Reproduce the lines starting at the very beginning of the entries and ending at the line that contains "monitor-icon[interactable] xyxy=(371,1813,559,1983)", including both ends.

— START OF RECORD SET —

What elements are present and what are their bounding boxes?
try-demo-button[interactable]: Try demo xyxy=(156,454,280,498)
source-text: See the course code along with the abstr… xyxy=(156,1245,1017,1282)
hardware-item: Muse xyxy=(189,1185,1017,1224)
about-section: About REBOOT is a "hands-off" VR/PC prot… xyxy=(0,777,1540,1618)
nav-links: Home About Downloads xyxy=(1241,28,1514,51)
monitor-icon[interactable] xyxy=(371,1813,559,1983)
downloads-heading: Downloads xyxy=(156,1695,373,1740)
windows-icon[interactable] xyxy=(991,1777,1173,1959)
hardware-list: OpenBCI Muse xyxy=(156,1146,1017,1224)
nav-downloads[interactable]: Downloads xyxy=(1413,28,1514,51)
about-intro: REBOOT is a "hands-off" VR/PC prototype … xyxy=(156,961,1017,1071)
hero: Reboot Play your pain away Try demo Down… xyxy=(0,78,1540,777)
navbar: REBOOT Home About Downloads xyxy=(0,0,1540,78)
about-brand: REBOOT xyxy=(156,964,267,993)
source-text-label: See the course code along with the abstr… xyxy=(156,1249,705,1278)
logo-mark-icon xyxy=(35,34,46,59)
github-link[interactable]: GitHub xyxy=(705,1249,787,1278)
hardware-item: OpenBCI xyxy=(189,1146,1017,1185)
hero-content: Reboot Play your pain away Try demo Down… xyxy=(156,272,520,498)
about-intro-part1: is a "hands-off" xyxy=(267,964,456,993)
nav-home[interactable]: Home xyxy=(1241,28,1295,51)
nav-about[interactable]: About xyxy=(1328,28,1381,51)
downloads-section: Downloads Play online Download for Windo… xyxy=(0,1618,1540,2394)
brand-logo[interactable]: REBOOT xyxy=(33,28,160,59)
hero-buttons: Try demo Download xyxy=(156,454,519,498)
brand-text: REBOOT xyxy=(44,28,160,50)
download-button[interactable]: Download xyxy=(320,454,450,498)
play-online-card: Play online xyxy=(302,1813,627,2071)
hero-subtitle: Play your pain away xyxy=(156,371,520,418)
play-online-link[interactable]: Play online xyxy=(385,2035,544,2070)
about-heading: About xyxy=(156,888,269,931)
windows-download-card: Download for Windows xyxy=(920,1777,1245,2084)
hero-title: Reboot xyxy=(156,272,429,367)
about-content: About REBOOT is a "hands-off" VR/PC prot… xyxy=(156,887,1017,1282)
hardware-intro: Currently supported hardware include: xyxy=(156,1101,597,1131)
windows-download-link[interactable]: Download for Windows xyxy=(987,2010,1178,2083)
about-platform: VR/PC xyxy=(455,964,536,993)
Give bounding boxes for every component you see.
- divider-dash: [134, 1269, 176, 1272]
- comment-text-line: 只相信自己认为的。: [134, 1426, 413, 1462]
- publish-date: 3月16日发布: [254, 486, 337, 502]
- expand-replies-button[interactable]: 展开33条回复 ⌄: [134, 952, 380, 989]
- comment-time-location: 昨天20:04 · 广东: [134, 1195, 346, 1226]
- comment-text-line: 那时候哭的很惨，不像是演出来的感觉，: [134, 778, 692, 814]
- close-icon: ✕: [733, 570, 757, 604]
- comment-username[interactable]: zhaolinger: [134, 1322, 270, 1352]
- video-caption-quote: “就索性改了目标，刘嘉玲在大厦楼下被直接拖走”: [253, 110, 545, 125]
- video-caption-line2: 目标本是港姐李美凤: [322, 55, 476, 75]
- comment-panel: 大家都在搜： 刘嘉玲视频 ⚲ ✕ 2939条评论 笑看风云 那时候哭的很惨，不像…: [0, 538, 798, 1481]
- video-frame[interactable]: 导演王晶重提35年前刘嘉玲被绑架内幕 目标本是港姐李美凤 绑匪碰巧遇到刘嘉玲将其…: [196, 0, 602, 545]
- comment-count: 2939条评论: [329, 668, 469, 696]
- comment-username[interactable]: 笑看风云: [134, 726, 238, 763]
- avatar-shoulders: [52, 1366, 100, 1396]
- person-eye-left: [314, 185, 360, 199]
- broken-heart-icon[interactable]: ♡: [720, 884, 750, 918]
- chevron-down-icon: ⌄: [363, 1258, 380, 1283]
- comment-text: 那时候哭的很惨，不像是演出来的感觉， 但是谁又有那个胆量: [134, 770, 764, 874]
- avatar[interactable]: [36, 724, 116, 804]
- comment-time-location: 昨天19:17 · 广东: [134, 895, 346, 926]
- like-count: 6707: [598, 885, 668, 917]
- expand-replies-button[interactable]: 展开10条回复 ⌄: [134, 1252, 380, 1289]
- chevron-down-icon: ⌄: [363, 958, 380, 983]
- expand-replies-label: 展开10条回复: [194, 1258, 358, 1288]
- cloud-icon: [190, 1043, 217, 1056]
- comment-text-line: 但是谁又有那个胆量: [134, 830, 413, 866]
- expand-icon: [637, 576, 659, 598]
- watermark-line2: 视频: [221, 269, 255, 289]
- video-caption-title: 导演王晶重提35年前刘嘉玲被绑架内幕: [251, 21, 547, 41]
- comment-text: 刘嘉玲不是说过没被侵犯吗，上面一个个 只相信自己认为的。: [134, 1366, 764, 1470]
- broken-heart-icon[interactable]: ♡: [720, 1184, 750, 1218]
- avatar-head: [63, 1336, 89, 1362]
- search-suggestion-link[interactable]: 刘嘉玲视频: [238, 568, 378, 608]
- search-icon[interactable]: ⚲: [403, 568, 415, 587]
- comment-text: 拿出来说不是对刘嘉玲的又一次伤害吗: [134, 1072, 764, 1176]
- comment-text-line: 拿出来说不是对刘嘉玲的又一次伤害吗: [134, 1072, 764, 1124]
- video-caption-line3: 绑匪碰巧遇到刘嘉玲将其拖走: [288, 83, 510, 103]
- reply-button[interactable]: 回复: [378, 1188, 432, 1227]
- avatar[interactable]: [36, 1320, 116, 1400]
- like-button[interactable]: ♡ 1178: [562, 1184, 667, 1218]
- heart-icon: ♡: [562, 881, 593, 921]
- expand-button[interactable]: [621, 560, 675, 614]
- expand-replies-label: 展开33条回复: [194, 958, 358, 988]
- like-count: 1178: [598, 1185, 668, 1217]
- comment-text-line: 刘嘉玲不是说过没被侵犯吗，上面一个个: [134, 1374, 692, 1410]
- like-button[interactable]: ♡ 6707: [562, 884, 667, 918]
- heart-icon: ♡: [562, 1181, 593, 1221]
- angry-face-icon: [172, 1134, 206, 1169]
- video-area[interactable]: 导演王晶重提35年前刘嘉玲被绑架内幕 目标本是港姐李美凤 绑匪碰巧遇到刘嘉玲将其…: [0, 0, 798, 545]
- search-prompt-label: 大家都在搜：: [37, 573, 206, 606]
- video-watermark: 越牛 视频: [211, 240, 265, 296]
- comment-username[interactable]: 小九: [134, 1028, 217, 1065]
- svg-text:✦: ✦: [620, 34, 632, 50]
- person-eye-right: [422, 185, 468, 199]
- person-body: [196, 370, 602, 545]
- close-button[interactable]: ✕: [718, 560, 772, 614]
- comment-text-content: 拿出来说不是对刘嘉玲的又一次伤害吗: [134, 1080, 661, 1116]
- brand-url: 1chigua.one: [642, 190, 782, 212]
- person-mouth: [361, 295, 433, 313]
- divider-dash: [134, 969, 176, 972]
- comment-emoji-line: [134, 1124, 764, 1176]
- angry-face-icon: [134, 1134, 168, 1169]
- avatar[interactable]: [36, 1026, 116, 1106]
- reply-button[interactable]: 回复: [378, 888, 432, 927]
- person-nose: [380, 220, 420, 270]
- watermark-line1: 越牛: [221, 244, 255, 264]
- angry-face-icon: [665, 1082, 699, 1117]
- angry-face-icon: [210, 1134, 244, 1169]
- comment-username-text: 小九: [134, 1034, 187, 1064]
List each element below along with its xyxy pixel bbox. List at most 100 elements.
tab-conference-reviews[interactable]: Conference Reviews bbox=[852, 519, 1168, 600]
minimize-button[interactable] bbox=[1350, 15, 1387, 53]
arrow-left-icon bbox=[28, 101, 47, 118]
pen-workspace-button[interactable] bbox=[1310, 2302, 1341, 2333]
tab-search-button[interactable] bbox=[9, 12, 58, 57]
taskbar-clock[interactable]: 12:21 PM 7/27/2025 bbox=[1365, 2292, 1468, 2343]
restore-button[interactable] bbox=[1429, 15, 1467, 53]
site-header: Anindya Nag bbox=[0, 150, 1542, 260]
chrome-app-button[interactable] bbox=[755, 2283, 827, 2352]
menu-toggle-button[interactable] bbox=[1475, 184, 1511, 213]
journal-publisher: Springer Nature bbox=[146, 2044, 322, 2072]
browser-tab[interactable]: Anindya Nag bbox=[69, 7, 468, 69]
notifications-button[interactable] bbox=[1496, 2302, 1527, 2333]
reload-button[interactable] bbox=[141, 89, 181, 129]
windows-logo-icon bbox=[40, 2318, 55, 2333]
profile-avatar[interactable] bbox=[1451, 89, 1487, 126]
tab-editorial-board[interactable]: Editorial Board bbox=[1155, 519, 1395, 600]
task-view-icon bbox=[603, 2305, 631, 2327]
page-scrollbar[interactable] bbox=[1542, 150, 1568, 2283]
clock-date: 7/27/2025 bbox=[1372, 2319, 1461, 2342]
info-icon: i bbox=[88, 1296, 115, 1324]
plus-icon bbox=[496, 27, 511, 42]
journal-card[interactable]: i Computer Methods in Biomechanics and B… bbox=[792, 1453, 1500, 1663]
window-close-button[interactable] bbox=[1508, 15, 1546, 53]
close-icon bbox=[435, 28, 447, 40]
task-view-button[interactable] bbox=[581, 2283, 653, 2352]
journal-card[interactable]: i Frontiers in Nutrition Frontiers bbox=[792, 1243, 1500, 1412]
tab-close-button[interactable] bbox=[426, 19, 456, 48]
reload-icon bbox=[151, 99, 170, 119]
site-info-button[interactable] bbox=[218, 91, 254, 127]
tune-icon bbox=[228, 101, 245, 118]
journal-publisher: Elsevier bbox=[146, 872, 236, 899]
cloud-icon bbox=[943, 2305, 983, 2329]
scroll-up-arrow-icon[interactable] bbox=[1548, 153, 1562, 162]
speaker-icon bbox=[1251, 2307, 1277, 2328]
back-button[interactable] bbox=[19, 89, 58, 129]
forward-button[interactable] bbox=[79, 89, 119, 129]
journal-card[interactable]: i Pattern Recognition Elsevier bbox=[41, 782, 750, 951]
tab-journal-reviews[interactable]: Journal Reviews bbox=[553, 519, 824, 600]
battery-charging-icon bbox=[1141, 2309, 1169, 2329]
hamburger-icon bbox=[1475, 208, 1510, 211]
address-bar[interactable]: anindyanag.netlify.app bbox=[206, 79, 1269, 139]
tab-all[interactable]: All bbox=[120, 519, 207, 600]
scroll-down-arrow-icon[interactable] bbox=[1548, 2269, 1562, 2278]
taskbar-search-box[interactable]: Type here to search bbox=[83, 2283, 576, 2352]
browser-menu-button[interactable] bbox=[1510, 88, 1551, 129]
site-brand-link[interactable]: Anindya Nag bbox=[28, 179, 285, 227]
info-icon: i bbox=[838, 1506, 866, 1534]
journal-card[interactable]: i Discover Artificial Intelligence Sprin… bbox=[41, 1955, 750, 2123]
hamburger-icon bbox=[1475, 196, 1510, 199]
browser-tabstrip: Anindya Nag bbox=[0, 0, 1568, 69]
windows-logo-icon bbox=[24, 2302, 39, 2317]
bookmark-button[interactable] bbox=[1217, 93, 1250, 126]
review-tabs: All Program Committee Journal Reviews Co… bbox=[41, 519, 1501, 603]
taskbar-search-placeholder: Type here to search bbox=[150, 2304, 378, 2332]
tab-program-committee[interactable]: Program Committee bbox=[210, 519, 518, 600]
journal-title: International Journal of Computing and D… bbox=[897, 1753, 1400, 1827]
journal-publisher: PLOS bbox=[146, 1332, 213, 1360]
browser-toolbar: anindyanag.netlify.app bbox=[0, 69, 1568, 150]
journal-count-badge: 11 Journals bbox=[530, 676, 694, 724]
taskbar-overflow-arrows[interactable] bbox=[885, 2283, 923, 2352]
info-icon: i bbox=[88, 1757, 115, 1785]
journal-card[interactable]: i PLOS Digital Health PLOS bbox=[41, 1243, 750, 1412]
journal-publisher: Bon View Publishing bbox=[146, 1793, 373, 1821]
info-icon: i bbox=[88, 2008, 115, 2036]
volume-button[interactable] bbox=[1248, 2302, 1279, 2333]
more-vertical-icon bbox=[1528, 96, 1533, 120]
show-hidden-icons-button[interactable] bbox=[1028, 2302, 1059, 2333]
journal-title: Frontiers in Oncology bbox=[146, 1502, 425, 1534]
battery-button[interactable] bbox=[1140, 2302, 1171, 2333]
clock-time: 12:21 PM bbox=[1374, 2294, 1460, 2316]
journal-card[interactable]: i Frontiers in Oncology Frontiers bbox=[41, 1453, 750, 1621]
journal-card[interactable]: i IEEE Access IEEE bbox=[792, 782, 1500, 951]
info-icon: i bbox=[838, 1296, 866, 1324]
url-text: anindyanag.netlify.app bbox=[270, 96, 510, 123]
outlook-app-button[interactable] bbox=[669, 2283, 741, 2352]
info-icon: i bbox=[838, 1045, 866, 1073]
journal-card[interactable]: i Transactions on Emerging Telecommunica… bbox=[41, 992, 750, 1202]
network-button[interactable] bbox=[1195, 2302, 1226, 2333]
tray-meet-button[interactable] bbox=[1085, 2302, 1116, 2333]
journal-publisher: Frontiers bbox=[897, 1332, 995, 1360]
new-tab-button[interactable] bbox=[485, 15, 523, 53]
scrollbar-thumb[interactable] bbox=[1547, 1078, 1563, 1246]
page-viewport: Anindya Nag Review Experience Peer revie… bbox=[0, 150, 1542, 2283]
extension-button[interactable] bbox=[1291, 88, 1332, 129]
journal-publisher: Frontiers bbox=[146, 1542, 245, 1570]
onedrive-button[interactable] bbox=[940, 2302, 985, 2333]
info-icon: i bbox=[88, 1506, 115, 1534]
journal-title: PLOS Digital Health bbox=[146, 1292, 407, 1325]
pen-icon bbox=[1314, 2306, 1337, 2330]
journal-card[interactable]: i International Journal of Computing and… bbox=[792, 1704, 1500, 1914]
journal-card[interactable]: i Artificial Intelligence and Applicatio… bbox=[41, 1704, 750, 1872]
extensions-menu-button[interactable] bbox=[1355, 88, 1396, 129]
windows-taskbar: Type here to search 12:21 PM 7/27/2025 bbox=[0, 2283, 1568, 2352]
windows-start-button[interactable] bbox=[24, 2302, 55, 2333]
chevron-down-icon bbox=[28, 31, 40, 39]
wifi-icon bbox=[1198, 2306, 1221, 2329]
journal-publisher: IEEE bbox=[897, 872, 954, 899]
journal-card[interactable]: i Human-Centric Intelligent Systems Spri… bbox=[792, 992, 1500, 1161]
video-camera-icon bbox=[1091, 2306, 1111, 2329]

— END OF RECORD SET —

**SOLUTION TO THE EXERCISE**
What elements are present and what are their bounding boxes?
try-demo-button[interactable]: Try demo xyxy=(156,454,280,498)
source-text: See the course code along with the abstr… xyxy=(156,1245,1017,1282)
hardware-item: Muse xyxy=(189,1185,1017,1224)
about-section: About REBOOT is a "hands-off" VR/PC prot… xyxy=(0,777,1540,1618)
nav-links: Home About Downloads xyxy=(1241,28,1514,51)
monitor-icon[interactable] xyxy=(371,1813,559,1983)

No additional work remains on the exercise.